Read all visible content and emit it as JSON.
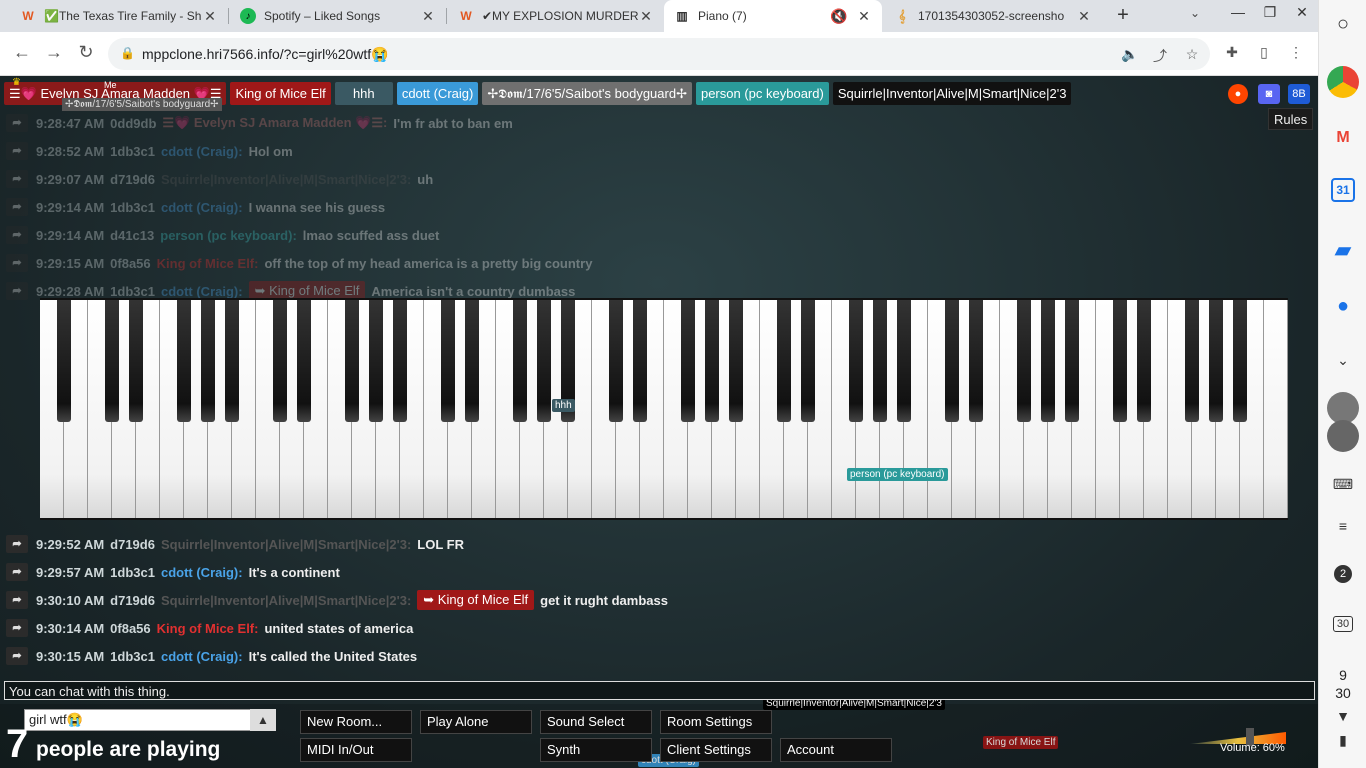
{
  "tabs": [
    {
      "title": "✅The Texas Tire Family - Sh",
      "icon": "W",
      "color": "#e25822"
    },
    {
      "title": "Spotify – Liked Songs",
      "icon": "♪",
      "color": "#1db954"
    },
    {
      "title": "✔MY EXPLOSION MURDER AN",
      "icon": "W",
      "color": "#e25822"
    },
    {
      "title": "Piano (7)",
      "icon": "▥",
      "color": "#333"
    },
    {
      "title": "1701354303052-screensho",
      "icon": "𝄞",
      "color": "#e2a13b"
    }
  ],
  "url": "mppclone.hri7566.info/?c=girl%20wtf😭",
  "users": [
    {
      "name": "☰💗 Evelyn SJ Amara Madden 💗☰",
      "color": "#8b1a1a"
    },
    {
      "name": "King of Mice Elf",
      "color": "#a01818"
    },
    {
      "name": "hhh",
      "color": "#3a5963"
    },
    {
      "name": "cdott (Craig)",
      "color": "#3a9ad8"
    },
    {
      "name": "✢𝕯𝖔𝖒/17/6'5/Saibot's bodyguard✢",
      "color": "#707070"
    },
    {
      "name": "person (pc keyboard)",
      "color": "#2a9a9a"
    },
    {
      "name": "Squirrle|Inventor|Alive|M|Smart|Nice|2'3",
      "color": "#111111"
    }
  ],
  "userhint": "✢𝕯𝖔𝖒/17/6'5/Saibot's bodyguard✢",
  "me_label": "Me",
  "rules_label": "Rules",
  "top_icons": {
    "reddit": "●",
    "discord": "◙",
    "bb": "8B"
  },
  "messages": [
    {
      "time": "9:28:47 AM",
      "uid": "0dd9db",
      "name": "☰💗 Evelyn SJ Amara Madden 💗☰:",
      "color": "#c27171",
      "text": "I'm fr abt to ban em",
      "faded": true
    },
    {
      "time": "9:28:52 AM",
      "uid": "1db3c1",
      "name": "cdott (Craig):",
      "color": "#4aa3e8",
      "text": "Hol om",
      "faded": true
    },
    {
      "time": "9:29:07 AM",
      "uid": "d719d6",
      "name": "Squirrle|Inventor|Alive|M|Smart|Nice|2'3:",
      "color": "#555",
      "text": "uh",
      "faded": true
    },
    {
      "time": "9:29:14 AM",
      "uid": "1db3c1",
      "name": "cdott (Craig):",
      "color": "#4aa3e8",
      "text": "I wanna see his guess",
      "faded": true
    },
    {
      "time": "9:29:14 AM",
      "uid": "d41c13",
      "name": "person (pc keyboard):",
      "color": "#3cbcbc",
      "text": "lmao scuffed ass duet",
      "faded": true
    },
    {
      "time": "9:29:15 AM",
      "uid": "0f8a56",
      "name": "King of Mice Elf:",
      "color": "#e03030",
      "text": "off the top of my head america is a pretty big country",
      "faded": true
    },
    {
      "time": "9:29:28 AM",
      "uid": "1db3c1",
      "name": "cdott (Craig):",
      "color": "#4aa3e8",
      "reply": "➥ King of Mice Elf",
      "text": "America isn't a country dumbass",
      "faded": true
    },
    {
      "time": "9:29:52 AM",
      "uid": "d719d6",
      "name": "Squirrle|Inventor|Alive|M|Smart|Nice|2'3:",
      "color": "#555",
      "text": "LOL FR",
      "faded": false
    },
    {
      "time": "9:29:57 AM",
      "uid": "1db3c1",
      "name": "cdott (Craig):",
      "color": "#4aa3e8",
      "text": "It's a continent",
      "faded": false
    },
    {
      "time": "9:30:10 AM",
      "uid": "d719d6",
      "name": "Squirrle|Inventor|Alive|M|Smart|Nice|2'3:",
      "color": "#555",
      "reply": "➥ King of Mice Elf",
      "text": "get it rught dambass",
      "faded": false
    },
    {
      "time": "9:30:14 AM",
      "uid": "0f8a56",
      "name": "King of Mice Elf:",
      "color": "#e03030",
      "text": "united states of america",
      "faded": false
    },
    {
      "time": "9:30:15 AM",
      "uid": "1db3c1",
      "name": "cdott (Craig):",
      "color": "#4aa3e8",
      "text": "It's called the United States",
      "faded": false
    }
  ],
  "cursor_labels": [
    {
      "name": "hhh",
      "color": "#3a5963"
    },
    {
      "name": "person (pc keyboard)",
      "color": "#2a9a9a"
    },
    {
      "name": "Squirrle|Inventor|Alive|M|Smart|Nice|2'3",
      "color": "#000000"
    },
    {
      "name": "King of Mice Elf",
      "color": "#a01818"
    },
    {
      "name": "cdott (Craig)",
      "color": "#3a9ad8"
    }
  ],
  "chat_placeholder": "You can chat with this thing.",
  "room_name": "girl wtf😭",
  "player_count": "7",
  "player_label": "people are playing",
  "buttons": {
    "new_room": "New Room...",
    "play_alone": "Play Alone",
    "sound_select": "Sound Select",
    "room_settings": "Room Settings",
    "midi": "MIDI In/Out",
    "synth": "Synth",
    "client_settings": "Client Settings",
    "account": "Account"
  },
  "volume": "Volume: 60%",
  "volume_level": 0.6,
  "shelf": {
    "badge": "2",
    "cal": "30",
    "time_h": "9",
    "time_m": "30"
  }
}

---*---

__Task details__. State the number of lines above that hold the string "Saibot", with nothing added.

__Answer to the task__. 2